→ **Extracted records**:
------------------------

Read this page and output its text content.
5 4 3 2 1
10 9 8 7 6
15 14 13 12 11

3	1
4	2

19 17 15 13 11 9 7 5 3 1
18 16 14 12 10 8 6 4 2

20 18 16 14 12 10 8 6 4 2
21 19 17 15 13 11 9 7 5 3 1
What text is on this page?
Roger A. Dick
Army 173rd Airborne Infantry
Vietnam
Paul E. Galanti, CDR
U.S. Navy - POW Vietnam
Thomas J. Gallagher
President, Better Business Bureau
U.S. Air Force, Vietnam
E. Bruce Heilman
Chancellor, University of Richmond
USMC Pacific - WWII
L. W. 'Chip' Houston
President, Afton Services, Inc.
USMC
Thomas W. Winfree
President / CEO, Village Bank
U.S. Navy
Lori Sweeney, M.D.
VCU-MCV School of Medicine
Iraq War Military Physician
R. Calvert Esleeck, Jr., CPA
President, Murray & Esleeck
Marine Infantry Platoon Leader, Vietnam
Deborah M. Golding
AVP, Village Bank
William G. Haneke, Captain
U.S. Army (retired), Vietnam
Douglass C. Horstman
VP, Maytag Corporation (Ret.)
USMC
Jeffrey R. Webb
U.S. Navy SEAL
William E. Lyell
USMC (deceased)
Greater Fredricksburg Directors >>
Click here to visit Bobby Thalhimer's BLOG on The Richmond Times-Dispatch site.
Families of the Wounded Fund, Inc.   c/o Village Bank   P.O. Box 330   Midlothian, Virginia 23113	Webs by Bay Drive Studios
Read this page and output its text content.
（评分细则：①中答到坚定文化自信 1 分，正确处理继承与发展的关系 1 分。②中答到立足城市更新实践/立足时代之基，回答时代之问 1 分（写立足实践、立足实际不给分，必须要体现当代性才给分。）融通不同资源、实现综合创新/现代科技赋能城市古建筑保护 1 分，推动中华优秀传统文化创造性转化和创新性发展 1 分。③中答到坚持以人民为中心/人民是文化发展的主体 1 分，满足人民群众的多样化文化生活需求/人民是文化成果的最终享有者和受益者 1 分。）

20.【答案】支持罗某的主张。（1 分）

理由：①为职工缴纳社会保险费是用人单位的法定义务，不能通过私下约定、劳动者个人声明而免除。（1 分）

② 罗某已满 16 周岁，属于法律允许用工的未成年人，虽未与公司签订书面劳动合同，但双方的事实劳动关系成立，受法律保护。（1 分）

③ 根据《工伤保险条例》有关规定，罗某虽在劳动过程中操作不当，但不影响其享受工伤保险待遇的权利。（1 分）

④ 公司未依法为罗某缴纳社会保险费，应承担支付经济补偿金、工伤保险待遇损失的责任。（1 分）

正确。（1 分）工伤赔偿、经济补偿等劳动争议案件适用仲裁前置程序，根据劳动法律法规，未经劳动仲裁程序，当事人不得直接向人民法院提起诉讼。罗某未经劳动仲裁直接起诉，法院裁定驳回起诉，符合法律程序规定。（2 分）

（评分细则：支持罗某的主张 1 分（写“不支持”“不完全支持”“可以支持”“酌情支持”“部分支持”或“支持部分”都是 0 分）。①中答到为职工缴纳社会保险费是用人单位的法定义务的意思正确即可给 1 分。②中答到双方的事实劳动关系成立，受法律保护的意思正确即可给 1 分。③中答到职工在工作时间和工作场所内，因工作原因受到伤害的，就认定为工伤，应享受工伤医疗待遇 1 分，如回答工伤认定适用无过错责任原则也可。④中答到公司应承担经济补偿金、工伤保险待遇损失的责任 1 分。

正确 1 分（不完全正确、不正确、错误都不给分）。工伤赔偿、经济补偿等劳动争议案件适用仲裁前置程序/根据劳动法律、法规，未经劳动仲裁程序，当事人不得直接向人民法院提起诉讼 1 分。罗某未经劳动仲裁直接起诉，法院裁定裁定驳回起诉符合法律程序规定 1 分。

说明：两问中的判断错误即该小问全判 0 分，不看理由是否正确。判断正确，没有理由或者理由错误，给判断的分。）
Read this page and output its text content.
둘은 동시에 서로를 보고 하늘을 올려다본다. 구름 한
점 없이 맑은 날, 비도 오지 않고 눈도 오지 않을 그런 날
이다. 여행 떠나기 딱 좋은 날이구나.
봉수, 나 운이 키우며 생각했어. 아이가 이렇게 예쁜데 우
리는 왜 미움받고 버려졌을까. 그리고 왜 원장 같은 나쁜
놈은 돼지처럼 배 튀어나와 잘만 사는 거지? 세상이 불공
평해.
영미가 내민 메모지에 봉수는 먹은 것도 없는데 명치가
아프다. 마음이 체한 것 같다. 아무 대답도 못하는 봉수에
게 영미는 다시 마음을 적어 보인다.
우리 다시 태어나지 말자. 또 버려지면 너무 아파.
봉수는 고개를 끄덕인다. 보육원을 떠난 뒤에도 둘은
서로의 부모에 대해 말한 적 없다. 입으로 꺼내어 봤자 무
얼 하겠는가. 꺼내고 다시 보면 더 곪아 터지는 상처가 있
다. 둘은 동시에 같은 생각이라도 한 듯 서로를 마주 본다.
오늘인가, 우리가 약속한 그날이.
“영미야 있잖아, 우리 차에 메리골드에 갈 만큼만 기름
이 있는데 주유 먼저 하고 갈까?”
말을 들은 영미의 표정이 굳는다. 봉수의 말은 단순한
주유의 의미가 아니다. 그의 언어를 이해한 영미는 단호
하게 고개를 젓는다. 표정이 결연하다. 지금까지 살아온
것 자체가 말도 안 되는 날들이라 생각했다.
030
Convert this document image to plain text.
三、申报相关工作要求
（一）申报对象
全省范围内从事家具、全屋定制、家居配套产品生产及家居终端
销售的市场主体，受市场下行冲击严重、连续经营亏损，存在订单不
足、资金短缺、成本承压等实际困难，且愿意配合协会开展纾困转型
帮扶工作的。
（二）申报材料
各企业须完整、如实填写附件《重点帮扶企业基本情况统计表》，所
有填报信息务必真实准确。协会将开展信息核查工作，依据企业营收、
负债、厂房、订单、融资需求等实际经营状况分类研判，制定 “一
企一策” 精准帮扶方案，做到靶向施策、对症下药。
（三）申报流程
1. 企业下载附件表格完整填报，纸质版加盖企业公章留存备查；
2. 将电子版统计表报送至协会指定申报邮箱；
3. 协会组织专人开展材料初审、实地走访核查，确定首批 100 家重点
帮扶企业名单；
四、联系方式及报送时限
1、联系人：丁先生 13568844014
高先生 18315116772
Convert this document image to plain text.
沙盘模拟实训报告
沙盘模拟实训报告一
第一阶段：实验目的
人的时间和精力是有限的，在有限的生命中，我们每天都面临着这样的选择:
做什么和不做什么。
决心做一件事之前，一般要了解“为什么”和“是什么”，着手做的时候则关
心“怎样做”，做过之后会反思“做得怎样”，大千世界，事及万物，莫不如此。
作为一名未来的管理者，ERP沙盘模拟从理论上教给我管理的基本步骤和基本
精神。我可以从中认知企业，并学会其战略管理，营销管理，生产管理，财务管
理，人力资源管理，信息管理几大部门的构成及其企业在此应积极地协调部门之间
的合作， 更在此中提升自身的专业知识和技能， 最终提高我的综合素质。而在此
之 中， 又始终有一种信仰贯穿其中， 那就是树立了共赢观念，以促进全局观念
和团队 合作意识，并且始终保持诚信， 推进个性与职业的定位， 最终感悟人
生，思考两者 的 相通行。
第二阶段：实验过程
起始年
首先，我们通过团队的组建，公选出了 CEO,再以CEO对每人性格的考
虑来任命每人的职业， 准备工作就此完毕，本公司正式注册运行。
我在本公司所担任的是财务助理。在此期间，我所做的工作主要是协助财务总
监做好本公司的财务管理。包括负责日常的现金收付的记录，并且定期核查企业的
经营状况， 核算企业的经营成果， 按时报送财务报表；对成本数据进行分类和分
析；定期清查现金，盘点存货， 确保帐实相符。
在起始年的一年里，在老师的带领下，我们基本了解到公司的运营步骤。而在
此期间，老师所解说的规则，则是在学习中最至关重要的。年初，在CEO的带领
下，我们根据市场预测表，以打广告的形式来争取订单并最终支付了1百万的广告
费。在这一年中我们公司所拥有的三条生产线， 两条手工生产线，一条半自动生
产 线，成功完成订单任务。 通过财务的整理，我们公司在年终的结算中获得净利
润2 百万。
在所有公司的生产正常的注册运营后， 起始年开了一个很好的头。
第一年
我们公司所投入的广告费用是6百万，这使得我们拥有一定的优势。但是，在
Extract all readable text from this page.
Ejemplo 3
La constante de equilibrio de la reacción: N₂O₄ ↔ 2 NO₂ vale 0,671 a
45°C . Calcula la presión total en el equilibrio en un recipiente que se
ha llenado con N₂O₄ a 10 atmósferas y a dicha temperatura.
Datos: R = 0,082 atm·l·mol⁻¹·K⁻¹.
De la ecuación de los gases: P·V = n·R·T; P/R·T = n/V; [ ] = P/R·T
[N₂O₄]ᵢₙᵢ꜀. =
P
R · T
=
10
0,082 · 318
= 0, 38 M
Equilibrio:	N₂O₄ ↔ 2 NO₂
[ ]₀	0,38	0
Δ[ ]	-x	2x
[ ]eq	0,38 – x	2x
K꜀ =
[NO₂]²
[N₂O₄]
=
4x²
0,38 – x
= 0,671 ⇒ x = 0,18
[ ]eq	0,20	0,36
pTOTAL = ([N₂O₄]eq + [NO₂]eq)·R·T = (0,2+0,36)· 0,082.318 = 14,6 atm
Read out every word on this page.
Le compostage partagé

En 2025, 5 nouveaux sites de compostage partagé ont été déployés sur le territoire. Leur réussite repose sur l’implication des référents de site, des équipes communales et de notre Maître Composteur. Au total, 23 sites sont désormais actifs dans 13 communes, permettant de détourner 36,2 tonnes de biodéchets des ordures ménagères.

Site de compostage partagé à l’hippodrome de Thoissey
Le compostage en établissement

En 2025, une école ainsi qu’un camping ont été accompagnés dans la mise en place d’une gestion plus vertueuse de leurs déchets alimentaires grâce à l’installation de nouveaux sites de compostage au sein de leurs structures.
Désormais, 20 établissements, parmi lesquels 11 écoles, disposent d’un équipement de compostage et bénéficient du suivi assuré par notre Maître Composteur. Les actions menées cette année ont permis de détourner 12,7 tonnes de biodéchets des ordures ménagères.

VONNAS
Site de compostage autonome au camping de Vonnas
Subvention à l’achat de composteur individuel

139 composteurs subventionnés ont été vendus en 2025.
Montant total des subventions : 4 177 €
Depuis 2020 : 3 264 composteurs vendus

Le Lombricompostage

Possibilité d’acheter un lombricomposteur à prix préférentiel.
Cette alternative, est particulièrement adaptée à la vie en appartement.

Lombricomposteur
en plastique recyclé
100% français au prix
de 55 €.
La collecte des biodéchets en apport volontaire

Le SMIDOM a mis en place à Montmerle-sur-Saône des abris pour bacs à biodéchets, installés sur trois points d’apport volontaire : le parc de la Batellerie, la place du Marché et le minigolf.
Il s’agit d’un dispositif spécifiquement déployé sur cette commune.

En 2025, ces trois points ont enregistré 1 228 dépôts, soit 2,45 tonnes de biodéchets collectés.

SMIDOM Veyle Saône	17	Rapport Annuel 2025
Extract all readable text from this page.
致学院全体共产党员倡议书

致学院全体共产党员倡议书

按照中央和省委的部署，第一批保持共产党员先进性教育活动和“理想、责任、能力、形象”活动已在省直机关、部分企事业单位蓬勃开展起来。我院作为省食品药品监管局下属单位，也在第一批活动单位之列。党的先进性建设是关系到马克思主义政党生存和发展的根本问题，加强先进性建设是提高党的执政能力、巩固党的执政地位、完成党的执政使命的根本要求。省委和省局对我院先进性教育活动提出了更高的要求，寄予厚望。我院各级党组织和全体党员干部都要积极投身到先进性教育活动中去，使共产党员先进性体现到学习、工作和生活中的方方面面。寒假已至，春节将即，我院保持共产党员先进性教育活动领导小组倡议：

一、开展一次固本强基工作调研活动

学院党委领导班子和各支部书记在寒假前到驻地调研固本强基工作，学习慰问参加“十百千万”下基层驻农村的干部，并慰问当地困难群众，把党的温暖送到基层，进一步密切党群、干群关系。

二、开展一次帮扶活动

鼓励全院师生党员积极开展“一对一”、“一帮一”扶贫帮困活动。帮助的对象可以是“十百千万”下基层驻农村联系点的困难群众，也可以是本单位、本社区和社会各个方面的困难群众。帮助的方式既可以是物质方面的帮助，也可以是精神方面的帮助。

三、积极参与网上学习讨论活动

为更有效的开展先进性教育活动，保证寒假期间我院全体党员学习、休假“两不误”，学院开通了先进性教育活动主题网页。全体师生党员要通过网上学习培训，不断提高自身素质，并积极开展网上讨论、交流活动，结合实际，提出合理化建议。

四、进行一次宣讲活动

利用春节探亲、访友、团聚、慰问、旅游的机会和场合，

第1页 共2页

------------------------

Select the lines in this material that hold the word "Army", leaving none out.

→ **WRITTEN REPLY**:
Army 173rd Airborne Infantry
U.S. Army (retired), Vietnam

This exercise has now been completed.